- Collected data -

-- Start --

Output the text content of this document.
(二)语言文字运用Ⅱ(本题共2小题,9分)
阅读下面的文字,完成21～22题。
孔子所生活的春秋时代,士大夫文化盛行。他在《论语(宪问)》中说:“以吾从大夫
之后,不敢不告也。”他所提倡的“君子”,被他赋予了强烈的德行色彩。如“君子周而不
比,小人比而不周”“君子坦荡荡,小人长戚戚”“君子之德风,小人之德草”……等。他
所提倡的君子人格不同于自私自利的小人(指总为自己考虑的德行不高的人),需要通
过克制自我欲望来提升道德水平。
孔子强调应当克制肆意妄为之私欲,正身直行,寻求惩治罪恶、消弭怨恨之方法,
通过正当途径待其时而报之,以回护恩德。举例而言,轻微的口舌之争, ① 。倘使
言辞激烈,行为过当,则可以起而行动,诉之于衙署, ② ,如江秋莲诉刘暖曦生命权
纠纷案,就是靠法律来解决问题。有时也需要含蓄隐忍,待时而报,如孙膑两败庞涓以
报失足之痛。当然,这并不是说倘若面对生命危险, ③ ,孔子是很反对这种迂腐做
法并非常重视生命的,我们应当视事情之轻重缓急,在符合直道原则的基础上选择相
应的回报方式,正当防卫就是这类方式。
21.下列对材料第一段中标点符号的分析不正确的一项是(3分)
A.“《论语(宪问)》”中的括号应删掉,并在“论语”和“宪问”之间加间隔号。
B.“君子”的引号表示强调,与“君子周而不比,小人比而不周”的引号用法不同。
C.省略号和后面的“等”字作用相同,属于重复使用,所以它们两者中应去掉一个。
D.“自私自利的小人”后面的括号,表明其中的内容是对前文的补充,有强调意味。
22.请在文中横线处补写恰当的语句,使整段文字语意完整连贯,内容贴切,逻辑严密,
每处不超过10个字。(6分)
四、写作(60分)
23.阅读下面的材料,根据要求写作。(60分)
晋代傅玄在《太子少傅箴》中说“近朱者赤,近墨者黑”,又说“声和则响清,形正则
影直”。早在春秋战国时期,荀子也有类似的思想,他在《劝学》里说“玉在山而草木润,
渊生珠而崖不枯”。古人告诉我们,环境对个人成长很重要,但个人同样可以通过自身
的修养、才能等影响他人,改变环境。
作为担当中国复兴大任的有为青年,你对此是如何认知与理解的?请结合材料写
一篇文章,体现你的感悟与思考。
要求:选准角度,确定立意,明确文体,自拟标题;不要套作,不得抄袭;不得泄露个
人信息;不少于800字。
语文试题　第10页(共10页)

-- End --

- WHAT TO PRODUCE -
Count how many lines above carry the word "小人比而不周". Only the number is required.

- ANSWER TO THE PROBLEM -
2